Exercise instructions: Print all the data, keeping every line exactly as it is.

Dataset entries:
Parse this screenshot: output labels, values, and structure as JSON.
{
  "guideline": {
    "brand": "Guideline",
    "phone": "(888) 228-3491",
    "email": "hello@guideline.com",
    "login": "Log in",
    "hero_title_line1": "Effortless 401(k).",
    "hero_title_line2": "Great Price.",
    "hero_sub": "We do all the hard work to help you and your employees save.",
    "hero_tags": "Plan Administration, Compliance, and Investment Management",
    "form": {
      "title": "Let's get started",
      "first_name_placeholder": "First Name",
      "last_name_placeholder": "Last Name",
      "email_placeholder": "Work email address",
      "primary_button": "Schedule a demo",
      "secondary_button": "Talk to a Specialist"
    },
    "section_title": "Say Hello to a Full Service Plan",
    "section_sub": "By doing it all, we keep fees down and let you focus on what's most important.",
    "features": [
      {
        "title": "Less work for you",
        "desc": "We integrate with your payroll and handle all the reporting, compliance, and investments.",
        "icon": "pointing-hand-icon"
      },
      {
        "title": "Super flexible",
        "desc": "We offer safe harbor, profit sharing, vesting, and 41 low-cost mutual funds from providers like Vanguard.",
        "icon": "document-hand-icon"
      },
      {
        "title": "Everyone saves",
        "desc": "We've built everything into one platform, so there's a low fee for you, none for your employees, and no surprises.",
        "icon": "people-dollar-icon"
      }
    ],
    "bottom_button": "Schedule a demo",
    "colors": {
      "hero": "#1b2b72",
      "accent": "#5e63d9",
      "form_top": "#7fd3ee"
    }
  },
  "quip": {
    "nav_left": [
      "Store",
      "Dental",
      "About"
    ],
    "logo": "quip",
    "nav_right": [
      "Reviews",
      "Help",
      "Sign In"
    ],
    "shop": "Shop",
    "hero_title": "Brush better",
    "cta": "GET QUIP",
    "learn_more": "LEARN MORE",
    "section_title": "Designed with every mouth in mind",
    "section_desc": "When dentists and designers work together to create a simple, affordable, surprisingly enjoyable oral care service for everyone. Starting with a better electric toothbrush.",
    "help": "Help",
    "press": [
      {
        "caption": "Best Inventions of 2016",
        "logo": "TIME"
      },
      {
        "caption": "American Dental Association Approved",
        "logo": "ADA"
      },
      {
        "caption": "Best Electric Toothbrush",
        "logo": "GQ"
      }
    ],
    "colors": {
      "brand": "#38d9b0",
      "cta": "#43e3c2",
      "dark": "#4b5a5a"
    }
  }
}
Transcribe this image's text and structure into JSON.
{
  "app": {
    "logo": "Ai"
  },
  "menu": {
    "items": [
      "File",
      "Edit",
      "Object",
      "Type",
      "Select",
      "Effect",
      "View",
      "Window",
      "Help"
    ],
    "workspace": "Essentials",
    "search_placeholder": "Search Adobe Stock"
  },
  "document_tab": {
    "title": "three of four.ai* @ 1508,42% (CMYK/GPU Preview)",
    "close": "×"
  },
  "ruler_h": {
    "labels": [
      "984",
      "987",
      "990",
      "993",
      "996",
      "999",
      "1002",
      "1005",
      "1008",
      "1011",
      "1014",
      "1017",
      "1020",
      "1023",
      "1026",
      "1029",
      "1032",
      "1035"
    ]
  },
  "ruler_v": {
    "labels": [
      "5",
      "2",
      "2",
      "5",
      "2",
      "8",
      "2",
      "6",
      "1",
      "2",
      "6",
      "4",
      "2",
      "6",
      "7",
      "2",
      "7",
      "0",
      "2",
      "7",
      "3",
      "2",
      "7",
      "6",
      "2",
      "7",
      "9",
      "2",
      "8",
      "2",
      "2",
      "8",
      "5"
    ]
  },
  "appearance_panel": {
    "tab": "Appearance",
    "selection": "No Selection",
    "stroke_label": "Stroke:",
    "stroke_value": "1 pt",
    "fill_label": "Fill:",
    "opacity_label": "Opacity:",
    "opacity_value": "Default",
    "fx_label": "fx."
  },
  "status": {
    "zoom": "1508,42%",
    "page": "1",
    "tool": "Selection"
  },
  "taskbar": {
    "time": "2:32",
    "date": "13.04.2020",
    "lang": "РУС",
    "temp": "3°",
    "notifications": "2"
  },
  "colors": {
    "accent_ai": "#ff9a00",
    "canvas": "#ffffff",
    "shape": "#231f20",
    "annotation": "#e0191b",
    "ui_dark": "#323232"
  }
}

Output below:
Parse this screenshot: output labels, values, and structure as JSON.
{
  "guideline": {
    "brand": "Guideline",
    "phone": "(888) 228-3491",
    "email": "hello@guideline.com",
    "login": "Log in",
    "hero_title_line1": "Effortless 401(k).",
    "hero_title_line2": "Great Price.",
    "hero_sub": "We do all the hard work to help you and your employees save.",
    "hero_tags": "Plan Administration, Compliance, and Investment Management",
    "form": {
      "title": "Let's get started",
      "first_name_placeholder": "First Name",
      "last_name_placeholder": "Last Name",
      "email_placeholder": "Work email address",
      "primary_button": "Schedule a demo",
      "secondary_button": "Talk to a Specialist"
    },
    "section_title": "Say Hello to a Full Service Plan",
    "section_sub": "By doing it all, we keep fees down and let you focus on what's most important.",
    "features": [
      {
        "title": "Less work for you",
        "desc": "We integrate with your payroll and handle all the reporting, compliance, and investments.",
        "icon": "pointing-hand-icon"
      },
      {
        "title": "Super flexible",
        "desc": "We offer safe harbor, profit sharing, vesting, and 41 low-cost mutual funds from providers like Vanguard.",
        "icon": "document-hand-icon"
      },
      {
        "title": "Everyone saves",
        "desc": "We've built everything into one platform, so there's a low fee for you, none for your employees, and no surprises.",
        "icon": "people-dollar-icon"
      }
    ],
    "bottom_button": "Schedule a demo",
    "colors": {
      "hero": "#1b2b72",
      "accent": "#5e63d9",
      "form_top": "#7fd3ee"
    }
  },
  "quip": {
    "nav_left": [
      "Store",
      "Dental",
      "About"
    ],
    "logo": "quip",
    "nav_right": [
      "Reviews",
      "Help",
      "Sign In"
    ],
    "shop": "Shop",
    "hero_title": "Brush better",
    "cta": "GET QUIP",
    "learn_more": "LEARN MORE",
    "section_title": "Designed with every mouth in mind",
    "section_desc": "When dentists and designers work together to create a simple, affordable, surprisingly enjoyable oral care service for everyone. Starting with a better electric toothbrush.",
    "help": "Help",
    "press": [
      {
        "caption": "Best Inventions of 2016",
        "logo": "TIME"
      },
      {
        "caption": "American Dental Association Approved",
        "logo": "ADA"
      },
      {
        "caption": "Best Electric Toothbrush",
        "logo": "GQ"
      }
    ],
    "colors": {
      "brand": "#38d9b0",
      "cta": "#43e3c2",
      "dark": "#4b5a5a"
    }
  }
}
Transcribe this image's text and structure into JSON.
{
  "app": {
    "logo": "Ai"
  },
  "menu": {
    "items": [
      "File",
      "Edit",
      "Object",
      "Type",
      "Select",
      "Effect",
      "View",
      "Window",
      "Help"
    ],
    "workspace": "Essentials",
    "search_placeholder": "Search Adobe Stock"
  },
  "document_tab": {
    "title": "three of four.ai* @ 1508,42% (CMYK/GPU Preview)",
    "close": "×"
  },
  "ruler_h": {
    "labels": [
      "984",
      "987",
      "990",
      "993",
      "996",
      "999",
      "1002",
      "1005",
      "1008",
      "1011",
      "1014",
      "1017",
      "1020",
      "1023",
      "1026",
      "1029",
      "1032",
      "1035"
    ]
  },
  "ruler_v": {
    "labels": [
      "5",
      "2",
      "2",
      "5",
      "2",
      "8",
      "2",
      "6",
      "1",
      "2",
      "6",
      "4",
      "2",
      "6",
      "7",
      "2",
      "7",
      "0",
      "2",
      "7",
      "3",
      "2",
      "7",
      "6",
      "2",
      "7",
      "9",
      "2",
      "8",
      "2",
      "2",
      "8",
      "5"
    ]
  },
  "appearance_panel": {
    "tab": "Appearance",
    "selection": "No Selection",
    "stroke_label": "Stroke:",
    "stroke_value": "1 pt",
    "fill_label": "Fill:",
    "opacity_label": "Opacity:",
    "opacity_value": "Default",
    "fx_label": "fx."
  },
  "status": {
    "zoom": "1508,42%",
    "page": "1",
    "tool": "Selection"
  },
  "taskbar": {
    "time": "2:32",
    "date": "13.04.2020",
    "lang": "РУС",
    "temp": "3°",
    "notifications": "2"
  },
  "colors": {
    "accent_ai": "#ff9a00",
    "canvas": "#ffffff",
    "shape": "#231f20",
    "annotation": "#e0191b",
    "ui_dark": "#323232"
  }
}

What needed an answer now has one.